(Figure dataset records)

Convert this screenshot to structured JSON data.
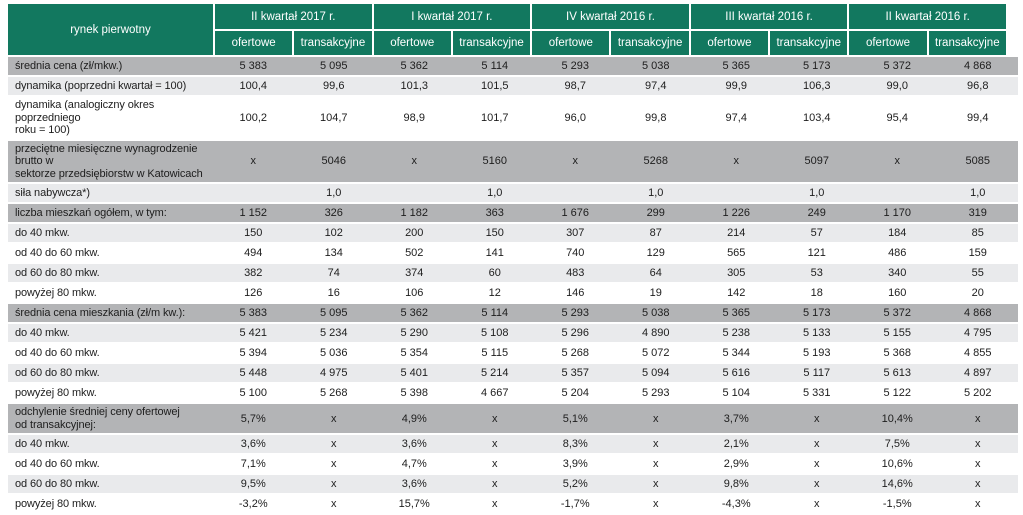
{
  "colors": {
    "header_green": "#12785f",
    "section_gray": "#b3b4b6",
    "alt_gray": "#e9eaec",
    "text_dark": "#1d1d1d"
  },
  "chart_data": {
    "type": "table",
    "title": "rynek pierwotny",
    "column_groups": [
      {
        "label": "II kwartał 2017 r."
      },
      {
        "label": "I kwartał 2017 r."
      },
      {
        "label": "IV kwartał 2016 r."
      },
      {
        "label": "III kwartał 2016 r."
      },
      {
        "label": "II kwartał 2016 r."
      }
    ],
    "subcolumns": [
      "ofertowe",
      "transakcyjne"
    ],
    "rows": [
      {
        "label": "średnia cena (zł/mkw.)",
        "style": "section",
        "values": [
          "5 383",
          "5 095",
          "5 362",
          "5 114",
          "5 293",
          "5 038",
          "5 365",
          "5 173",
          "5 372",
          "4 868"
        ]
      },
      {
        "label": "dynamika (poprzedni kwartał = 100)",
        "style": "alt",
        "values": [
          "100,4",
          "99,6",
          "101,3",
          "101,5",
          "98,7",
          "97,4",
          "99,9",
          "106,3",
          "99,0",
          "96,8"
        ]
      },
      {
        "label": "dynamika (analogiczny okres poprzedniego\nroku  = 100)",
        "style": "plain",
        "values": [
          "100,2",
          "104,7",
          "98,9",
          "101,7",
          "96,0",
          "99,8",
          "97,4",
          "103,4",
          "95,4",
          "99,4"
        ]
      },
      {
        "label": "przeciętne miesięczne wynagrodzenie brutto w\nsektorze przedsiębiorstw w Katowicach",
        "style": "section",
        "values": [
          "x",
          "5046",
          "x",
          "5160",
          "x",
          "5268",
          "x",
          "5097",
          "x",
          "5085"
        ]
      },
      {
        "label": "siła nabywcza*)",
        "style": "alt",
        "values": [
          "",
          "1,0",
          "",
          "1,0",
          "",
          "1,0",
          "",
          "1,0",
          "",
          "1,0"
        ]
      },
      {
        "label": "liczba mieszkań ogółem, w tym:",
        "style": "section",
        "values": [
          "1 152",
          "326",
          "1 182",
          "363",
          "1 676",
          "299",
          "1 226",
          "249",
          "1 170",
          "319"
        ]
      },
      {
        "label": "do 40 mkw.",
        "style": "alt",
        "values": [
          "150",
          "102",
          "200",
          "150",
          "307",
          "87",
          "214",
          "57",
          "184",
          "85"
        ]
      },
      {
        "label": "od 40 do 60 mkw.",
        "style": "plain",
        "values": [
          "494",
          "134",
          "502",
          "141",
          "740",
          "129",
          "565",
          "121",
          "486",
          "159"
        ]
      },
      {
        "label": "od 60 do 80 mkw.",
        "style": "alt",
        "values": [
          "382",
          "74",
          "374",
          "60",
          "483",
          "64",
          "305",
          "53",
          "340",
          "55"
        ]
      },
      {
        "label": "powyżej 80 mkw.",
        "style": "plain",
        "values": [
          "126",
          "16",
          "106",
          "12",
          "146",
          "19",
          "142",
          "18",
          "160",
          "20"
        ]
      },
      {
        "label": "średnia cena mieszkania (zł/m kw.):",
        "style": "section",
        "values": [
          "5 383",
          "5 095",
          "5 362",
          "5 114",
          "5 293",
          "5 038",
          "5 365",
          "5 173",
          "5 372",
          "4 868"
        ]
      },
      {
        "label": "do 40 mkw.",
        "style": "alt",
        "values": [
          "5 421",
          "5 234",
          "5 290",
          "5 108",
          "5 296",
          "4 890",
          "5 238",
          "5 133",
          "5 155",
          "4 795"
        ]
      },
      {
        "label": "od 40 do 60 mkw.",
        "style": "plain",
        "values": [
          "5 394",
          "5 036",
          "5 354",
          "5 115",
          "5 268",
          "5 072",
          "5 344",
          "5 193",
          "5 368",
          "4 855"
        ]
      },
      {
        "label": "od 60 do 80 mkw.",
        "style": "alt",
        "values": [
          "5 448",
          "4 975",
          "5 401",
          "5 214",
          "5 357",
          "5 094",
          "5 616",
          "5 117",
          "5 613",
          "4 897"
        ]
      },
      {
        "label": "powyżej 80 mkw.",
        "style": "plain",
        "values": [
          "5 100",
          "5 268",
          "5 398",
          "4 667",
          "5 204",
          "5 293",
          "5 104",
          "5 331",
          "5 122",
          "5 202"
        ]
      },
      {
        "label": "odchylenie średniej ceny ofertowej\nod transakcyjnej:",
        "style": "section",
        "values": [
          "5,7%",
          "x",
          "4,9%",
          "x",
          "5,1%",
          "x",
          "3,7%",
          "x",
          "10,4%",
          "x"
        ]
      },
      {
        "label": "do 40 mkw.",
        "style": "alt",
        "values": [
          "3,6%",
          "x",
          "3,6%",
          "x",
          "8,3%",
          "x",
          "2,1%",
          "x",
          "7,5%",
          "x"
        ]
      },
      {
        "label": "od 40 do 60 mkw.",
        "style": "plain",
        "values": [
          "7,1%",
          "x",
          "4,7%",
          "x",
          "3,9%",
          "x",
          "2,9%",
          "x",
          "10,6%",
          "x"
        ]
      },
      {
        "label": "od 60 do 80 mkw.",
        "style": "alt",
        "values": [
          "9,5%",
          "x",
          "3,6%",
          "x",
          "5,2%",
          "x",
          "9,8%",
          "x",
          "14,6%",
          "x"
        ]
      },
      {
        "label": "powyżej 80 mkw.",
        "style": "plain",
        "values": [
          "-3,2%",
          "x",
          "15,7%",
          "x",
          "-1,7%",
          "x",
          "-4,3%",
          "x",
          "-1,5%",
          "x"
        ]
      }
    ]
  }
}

--

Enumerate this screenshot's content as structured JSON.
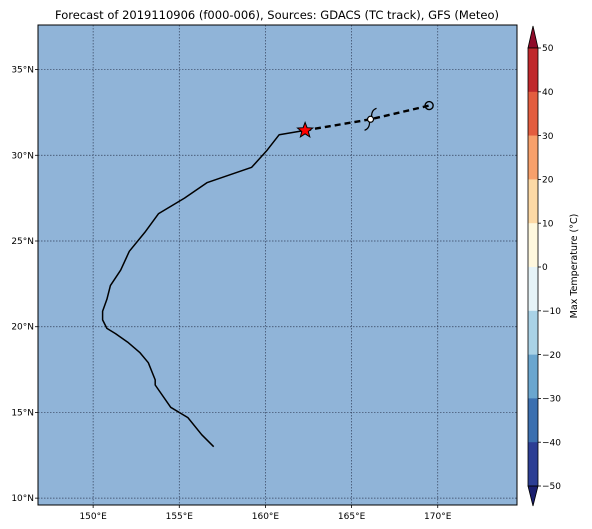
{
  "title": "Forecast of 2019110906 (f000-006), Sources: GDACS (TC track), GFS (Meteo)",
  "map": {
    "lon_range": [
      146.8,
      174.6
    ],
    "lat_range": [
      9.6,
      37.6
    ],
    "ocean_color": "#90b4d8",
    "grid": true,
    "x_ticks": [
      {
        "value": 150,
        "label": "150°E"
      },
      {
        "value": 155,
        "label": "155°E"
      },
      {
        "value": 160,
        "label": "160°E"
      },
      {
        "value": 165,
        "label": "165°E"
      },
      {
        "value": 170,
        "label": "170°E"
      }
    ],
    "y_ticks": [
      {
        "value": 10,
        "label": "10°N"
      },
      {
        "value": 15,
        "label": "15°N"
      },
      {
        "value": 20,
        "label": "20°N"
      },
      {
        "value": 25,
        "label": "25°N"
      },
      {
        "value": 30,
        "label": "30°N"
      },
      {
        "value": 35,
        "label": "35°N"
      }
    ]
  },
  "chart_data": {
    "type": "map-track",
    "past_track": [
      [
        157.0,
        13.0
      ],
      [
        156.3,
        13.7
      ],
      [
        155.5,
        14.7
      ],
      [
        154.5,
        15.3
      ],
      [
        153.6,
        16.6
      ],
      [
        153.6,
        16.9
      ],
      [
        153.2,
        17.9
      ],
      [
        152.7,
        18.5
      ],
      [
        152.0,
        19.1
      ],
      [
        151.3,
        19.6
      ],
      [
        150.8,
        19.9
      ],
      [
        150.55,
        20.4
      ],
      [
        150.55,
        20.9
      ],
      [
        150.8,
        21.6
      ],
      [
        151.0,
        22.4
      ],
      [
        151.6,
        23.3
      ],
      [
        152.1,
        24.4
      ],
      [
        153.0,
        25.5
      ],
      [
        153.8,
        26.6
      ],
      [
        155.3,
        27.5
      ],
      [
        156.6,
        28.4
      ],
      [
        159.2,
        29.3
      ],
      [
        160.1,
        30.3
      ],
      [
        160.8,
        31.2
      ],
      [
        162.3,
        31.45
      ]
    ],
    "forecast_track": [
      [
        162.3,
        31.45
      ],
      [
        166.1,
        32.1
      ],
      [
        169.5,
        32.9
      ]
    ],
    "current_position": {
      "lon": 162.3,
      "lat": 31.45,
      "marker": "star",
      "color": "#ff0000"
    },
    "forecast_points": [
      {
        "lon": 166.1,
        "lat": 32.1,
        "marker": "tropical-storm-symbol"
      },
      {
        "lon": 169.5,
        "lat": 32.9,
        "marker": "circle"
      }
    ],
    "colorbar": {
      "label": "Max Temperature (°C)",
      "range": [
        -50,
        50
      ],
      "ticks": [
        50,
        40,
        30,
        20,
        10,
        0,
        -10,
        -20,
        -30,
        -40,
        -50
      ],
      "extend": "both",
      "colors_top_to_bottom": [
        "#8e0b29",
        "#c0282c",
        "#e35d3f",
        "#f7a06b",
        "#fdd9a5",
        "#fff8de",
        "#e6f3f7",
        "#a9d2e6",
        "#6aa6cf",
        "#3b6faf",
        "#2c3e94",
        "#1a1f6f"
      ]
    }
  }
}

### WORK TO BE COMPLETED
Read the entries and pick out all lines that include the word "title".

### WORKED ANSWER
    "title": "rynek pierwotny",
  "title": "Forecast of 2019110906 (f000-006), Sources: GDACS (TC track), GFS (Meteo)",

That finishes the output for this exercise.